Task description
Check each line of the material below for the string "name", then report how many lines have it, and nothing else.
****
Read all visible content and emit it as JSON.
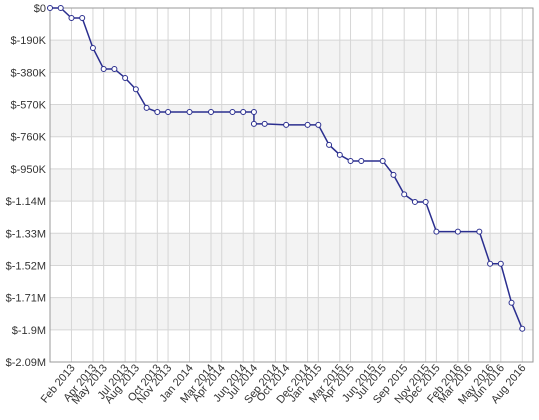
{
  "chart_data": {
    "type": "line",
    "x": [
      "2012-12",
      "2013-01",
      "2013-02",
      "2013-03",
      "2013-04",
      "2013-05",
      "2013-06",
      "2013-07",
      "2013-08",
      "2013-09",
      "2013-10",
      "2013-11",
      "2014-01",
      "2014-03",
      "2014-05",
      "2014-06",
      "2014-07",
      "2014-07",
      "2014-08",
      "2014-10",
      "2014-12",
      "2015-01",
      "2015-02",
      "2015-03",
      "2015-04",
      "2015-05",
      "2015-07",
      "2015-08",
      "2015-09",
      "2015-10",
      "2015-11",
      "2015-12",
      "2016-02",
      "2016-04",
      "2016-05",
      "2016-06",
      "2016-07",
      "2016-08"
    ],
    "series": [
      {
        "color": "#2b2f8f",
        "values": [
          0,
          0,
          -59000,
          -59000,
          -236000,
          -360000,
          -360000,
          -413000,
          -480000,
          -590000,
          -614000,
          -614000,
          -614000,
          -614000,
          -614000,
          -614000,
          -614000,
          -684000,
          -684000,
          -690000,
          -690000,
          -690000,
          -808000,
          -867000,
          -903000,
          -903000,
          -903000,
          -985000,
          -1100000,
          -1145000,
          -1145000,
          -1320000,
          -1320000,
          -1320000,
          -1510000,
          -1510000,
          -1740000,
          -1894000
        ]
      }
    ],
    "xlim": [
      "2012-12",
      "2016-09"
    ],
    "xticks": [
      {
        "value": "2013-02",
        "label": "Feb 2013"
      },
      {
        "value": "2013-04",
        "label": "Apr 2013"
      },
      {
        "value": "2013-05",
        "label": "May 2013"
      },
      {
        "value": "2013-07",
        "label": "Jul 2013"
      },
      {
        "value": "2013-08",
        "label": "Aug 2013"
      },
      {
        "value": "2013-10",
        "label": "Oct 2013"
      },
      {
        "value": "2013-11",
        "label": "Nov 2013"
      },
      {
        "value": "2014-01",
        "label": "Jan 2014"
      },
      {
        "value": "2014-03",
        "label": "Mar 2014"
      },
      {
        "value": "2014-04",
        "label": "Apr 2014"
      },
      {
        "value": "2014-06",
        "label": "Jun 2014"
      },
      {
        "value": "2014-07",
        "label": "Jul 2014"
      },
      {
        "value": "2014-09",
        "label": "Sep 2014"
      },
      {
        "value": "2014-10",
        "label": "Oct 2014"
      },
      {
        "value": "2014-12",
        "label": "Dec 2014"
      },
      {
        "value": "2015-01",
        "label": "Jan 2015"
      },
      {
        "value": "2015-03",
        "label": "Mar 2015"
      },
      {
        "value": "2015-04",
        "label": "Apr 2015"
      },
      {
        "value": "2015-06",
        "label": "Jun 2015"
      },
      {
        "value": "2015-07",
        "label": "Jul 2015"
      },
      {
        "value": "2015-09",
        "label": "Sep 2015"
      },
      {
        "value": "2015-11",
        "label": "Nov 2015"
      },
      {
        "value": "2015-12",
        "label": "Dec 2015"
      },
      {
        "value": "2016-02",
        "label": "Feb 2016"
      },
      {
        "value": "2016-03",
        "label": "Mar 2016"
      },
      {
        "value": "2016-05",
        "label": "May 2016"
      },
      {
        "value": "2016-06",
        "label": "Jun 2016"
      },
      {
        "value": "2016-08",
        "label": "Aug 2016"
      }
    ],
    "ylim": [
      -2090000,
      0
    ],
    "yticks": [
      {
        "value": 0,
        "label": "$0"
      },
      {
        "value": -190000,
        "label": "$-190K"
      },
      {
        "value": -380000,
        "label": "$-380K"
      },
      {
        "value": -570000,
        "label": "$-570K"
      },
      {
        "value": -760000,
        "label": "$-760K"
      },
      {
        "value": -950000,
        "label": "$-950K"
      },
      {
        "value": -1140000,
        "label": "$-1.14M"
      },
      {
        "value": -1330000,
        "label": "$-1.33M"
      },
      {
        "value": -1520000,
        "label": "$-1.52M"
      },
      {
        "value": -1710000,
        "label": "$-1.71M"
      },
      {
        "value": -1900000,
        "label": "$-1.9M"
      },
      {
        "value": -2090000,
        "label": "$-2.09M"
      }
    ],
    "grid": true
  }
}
****
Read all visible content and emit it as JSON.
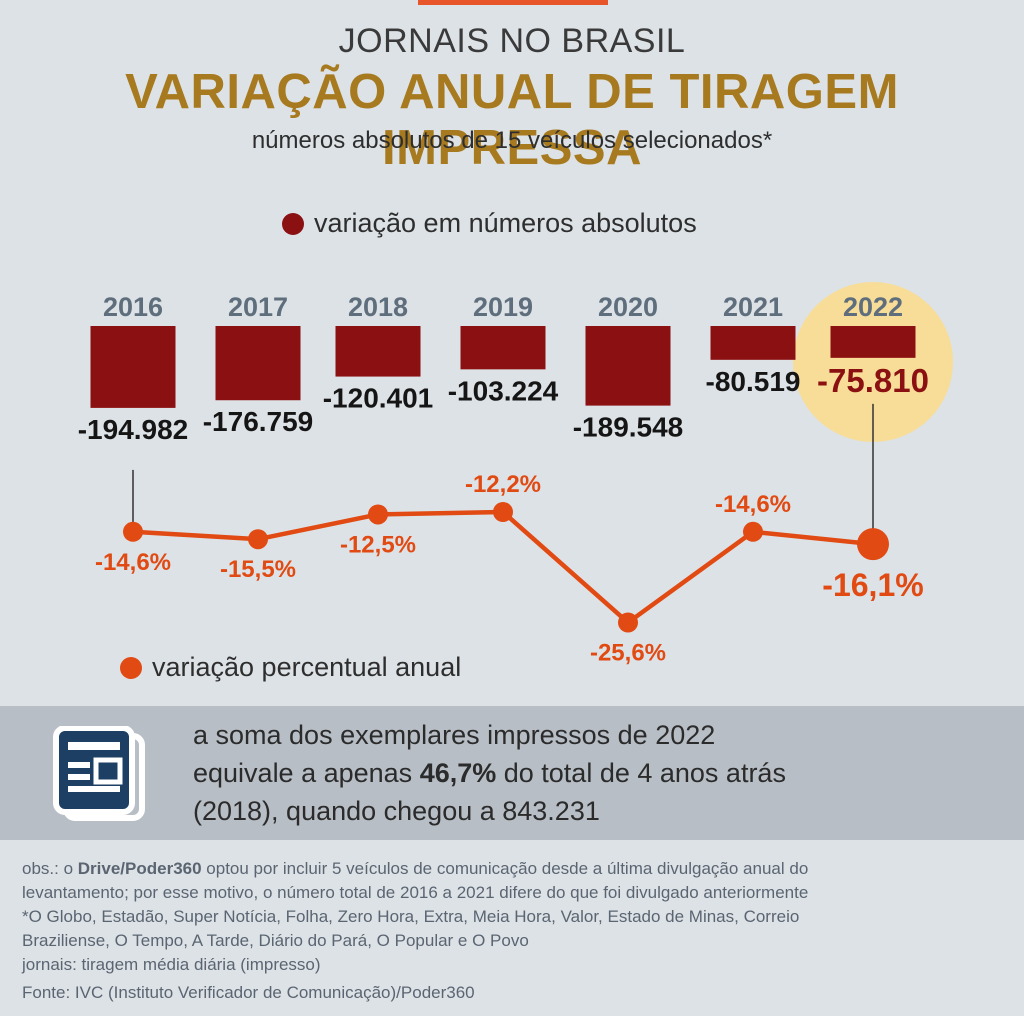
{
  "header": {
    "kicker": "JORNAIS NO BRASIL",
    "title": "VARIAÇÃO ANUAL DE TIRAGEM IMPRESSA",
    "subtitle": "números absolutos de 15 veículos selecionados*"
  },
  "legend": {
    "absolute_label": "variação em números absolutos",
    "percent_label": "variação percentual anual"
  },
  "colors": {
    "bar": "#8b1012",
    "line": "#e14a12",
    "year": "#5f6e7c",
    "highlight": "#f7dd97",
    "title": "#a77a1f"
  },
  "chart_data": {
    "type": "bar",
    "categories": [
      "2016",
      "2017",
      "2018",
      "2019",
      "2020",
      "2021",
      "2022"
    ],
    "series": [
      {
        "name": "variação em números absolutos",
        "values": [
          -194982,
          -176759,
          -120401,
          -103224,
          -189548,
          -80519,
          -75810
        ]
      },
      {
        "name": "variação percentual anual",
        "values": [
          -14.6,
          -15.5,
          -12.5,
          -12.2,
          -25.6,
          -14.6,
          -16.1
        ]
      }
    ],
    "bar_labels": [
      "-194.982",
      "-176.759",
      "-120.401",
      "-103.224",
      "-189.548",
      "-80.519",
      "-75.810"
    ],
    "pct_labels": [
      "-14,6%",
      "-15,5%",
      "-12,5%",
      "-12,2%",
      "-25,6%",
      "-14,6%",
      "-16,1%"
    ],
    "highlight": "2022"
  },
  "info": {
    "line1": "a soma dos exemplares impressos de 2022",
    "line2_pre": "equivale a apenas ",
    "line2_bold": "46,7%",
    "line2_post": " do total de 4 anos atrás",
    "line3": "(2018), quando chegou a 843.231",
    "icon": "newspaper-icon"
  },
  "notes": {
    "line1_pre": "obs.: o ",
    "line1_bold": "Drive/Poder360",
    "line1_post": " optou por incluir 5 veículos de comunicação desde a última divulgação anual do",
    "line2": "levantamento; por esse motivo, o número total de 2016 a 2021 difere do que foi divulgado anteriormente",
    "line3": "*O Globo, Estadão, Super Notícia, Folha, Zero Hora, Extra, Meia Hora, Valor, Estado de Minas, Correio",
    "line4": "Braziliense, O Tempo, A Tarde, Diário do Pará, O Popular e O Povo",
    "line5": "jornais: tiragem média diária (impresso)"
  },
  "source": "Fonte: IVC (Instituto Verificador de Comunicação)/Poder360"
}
****
Problem solution
2